— Begin RECORDS FOR PROCESSING —

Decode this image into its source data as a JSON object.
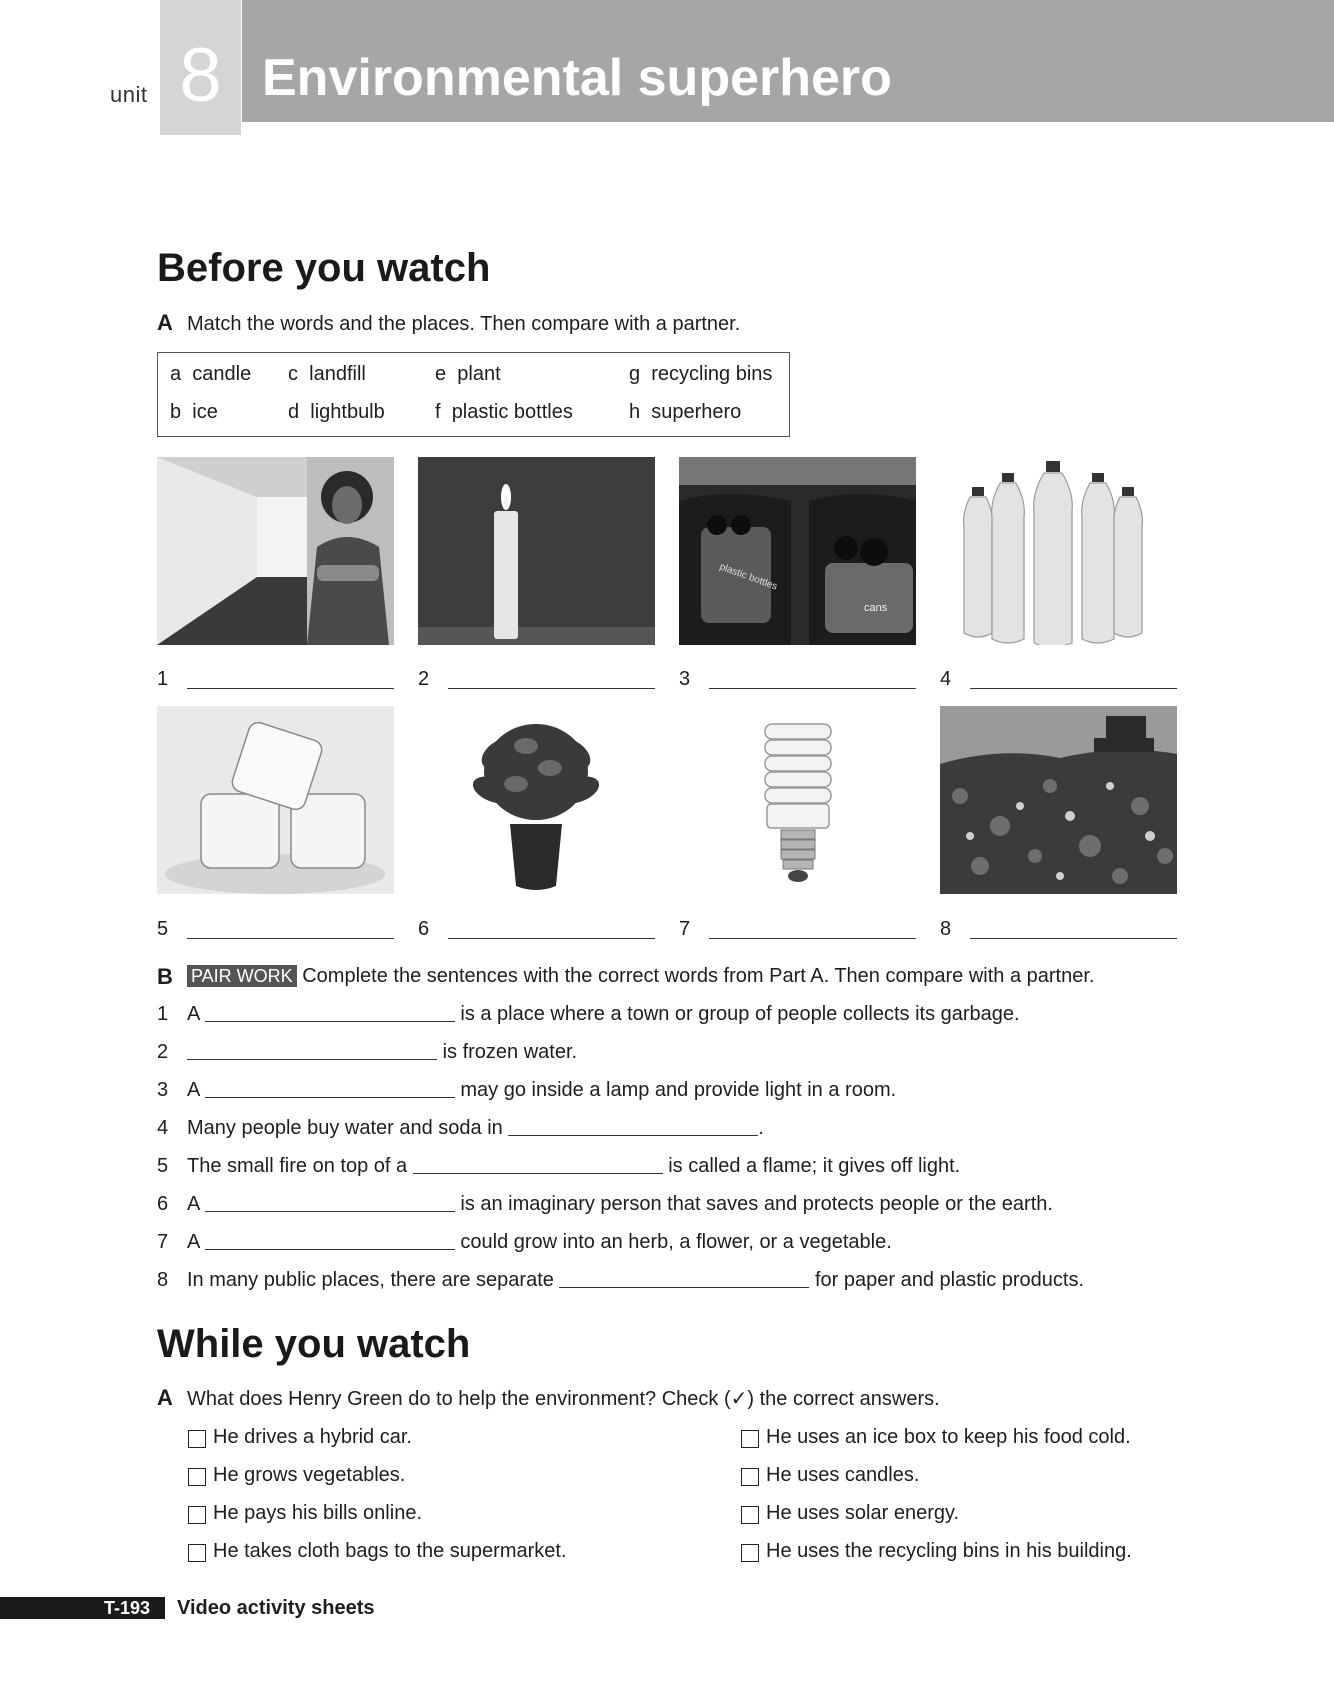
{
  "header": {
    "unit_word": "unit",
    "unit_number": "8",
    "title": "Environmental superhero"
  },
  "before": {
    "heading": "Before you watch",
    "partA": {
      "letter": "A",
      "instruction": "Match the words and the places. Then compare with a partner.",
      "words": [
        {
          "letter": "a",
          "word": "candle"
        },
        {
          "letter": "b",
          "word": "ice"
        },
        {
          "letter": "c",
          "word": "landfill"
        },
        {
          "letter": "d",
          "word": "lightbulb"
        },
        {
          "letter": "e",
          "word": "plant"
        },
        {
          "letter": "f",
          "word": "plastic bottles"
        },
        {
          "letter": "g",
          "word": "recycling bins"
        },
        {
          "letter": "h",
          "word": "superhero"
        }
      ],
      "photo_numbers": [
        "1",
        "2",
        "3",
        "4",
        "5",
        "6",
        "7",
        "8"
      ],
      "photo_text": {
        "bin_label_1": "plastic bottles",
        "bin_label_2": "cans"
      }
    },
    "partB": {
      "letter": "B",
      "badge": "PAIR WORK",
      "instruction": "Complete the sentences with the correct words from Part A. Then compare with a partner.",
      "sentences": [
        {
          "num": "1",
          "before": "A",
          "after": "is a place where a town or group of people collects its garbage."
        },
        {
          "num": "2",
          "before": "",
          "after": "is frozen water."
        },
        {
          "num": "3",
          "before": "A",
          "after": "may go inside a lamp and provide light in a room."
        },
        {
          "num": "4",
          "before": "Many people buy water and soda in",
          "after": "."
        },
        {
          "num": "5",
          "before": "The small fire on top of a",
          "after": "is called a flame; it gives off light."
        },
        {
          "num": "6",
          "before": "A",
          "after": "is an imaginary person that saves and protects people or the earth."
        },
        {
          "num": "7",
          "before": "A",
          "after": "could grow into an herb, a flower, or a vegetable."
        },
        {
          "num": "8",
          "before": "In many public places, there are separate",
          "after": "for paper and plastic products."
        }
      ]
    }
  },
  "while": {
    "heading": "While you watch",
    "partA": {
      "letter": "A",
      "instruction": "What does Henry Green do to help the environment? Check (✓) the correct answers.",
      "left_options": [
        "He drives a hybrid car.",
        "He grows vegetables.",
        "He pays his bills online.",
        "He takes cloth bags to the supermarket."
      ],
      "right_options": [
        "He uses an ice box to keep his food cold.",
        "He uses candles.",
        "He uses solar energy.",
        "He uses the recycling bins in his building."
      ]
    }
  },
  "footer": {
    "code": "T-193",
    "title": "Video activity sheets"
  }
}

— End RECORDS FOR PROCESSING —

— WHAT YOU NEED TO DO —
Skip the pictures, then retype every line above exactly.

— OUTPUT BELOW —
Decode this image into its source data as a JSON object.
{
  "header": {
    "unit_word": "unit",
    "unit_number": "8",
    "title": "Environmental superhero"
  },
  "before": {
    "heading": "Before you watch",
    "partA": {
      "letter": "A",
      "instruction": "Match the words and the places. Then compare with a partner.",
      "words": [
        {
          "letter": "a",
          "word": "candle"
        },
        {
          "letter": "b",
          "word": "ice"
        },
        {
          "letter": "c",
          "word": "landfill"
        },
        {
          "letter": "d",
          "word": "lightbulb"
        },
        {
          "letter": "e",
          "word": "plant"
        },
        {
          "letter": "f",
          "word": "plastic bottles"
        },
        {
          "letter": "g",
          "word": "recycling bins"
        },
        {
          "letter": "h",
          "word": "superhero"
        }
      ],
      "photo_numbers": [
        "1",
        "2",
        "3",
        "4",
        "5",
        "6",
        "7",
        "8"
      ],
      "photo_text": {
        "bin_label_1": "plastic bottles",
        "bin_label_2": "cans"
      }
    },
    "partB": {
      "letter": "B",
      "badge": "PAIR WORK",
      "instruction": "Complete the sentences with the correct words from Part A. Then compare with a partner.",
      "sentences": [
        {
          "num": "1",
          "before": "A",
          "after": "is a place where a town or group of people collects its garbage."
        },
        {
          "num": "2",
          "before": "",
          "after": "is frozen water."
        },
        {
          "num": "3",
          "before": "A",
          "after": "may go inside a lamp and provide light in a room."
        },
        {
          "num": "4",
          "before": "Many people buy water and soda in",
          "after": "."
        },
        {
          "num": "5",
          "before": "The small fire on top of a",
          "after": "is called a flame; it gives off light."
        },
        {
          "num": "6",
          "before": "A",
          "after": "is an imaginary person that saves and protects people or the earth."
        },
        {
          "num": "7",
          "before": "A",
          "after": "could grow into an herb, a flower, or a vegetable."
        },
        {
          "num": "8",
          "before": "In many public places, there are separate",
          "after": "for paper and plastic products."
        }
      ]
    }
  },
  "while": {
    "heading": "While you watch",
    "partA": {
      "letter": "A",
      "instruction": "What does Henry Green do to help the environment? Check (✓) the correct answers.",
      "left_options": [
        "He drives a hybrid car.",
        "He grows vegetables.",
        "He pays his bills online.",
        "He takes cloth bags to the supermarket."
      ],
      "right_options": [
        "He uses an ice box to keep his food cold.",
        "He uses candles.",
        "He uses solar energy.",
        "He uses the recycling bins in his building."
      ]
    }
  },
  "footer": {
    "code": "T-193",
    "title": "Video activity sheets"
  }
}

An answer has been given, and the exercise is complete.